Below is a set of records. Repeat all of them exactly.

[Figure data in JSON]
————
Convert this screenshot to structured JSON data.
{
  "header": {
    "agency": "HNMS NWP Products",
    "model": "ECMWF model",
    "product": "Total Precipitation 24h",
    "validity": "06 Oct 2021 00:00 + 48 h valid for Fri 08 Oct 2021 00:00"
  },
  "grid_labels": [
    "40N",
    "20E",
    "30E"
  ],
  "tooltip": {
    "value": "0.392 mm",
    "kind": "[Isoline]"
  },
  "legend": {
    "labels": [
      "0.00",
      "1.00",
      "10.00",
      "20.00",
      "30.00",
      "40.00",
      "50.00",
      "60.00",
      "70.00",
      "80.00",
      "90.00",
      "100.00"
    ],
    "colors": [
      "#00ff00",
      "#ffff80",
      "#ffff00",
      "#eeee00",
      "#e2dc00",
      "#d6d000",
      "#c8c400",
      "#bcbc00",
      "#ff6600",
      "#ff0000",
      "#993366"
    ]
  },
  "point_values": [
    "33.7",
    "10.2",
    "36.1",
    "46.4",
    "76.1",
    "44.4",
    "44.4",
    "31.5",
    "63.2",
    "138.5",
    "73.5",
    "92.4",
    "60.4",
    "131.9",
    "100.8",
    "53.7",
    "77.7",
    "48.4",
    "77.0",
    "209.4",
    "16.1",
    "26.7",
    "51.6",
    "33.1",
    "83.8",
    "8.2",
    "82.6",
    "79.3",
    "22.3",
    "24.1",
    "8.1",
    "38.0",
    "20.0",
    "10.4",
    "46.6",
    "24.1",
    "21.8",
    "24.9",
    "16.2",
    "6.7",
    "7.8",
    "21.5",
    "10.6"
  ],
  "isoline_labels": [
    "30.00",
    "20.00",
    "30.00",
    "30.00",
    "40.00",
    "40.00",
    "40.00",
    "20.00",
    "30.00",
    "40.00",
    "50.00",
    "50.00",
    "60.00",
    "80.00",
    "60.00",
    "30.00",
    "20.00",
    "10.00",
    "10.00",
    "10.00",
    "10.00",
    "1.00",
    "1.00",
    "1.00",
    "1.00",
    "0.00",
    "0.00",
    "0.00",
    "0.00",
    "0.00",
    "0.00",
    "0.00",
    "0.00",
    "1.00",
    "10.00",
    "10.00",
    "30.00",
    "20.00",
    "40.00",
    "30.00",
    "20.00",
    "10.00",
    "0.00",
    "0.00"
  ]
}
————
__ANSWER TO THE TASK__
Convert this screenshot to structured JSON data.
{
  "header": {
    "agency": "HNMS NWP Products",
    "model": "ECMWF model",
    "product": "Total Precipitation 24h",
    "validity": "06 Oct 2021 00:00 + 48 h valid for Fri 08 Oct 2021 00:00"
  },
  "grid_labels": [
    "40N",
    "20E",
    "30E"
  ],
  "tooltip": {
    "value": "0.392 mm",
    "kind": "[Isoline]"
  },
  "legend": {
    "labels": [
      "0.00",
      "1.00",
      "10.00",
      "20.00",
      "30.00",
      "40.00",
      "50.00",
      "60.00",
      "70.00",
      "80.00",
      "90.00",
      "100.00"
    ],
    "colors": [
      "#00ff00",
      "#ffff80",
      "#ffff00",
      "#eeee00",
      "#e2dc00",
      "#d6d000",
      "#c8c400",
      "#bcbc00",
      "#ff6600",
      "#ff0000",
      "#993366"
    ]
  },
  "point_values": [
    "33.7",
    "10.2",
    "36.1",
    "46.4",
    "76.1",
    "44.4",
    "44.4",
    "31.5",
    "63.2",
    "138.5",
    "73.5",
    "92.4",
    "60.4",
    "131.9",
    "100.8",
    "53.7",
    "77.7",
    "48.4",
    "77.0",
    "209.4",
    "16.1",
    "26.7",
    "51.6",
    "33.1",
    "83.8",
    "8.2",
    "82.6",
    "79.3",
    "22.3",
    "24.1",
    "8.1",
    "38.0",
    "20.0",
    "10.4",
    "46.6",
    "24.1",
    "21.8",
    "24.9",
    "16.2",
    "6.7",
    "7.8",
    "21.5",
    "10.6"
  ],
  "isoline_labels": [
    "30.00",
    "20.00",
    "30.00",
    "30.00",
    "40.00",
    "40.00",
    "40.00",
    "20.00",
    "30.00",
    "40.00",
    "50.00",
    "50.00",
    "60.00",
    "80.00",
    "60.00",
    "30.00",
    "20.00",
    "10.00",
    "10.00",
    "10.00",
    "10.00",
    "1.00",
    "1.00",
    "1.00",
    "1.00",
    "0.00",
    "0.00",
    "0.00",
    "0.00",
    "0.00",
    "0.00",
    "0.00",
    "0.00",
    "1.00",
    "10.00",
    "10.00",
    "30.00",
    "20.00",
    "40.00",
    "30.00",
    "20.00",
    "10.00",
    "0.00",
    "0.00"
  ]
}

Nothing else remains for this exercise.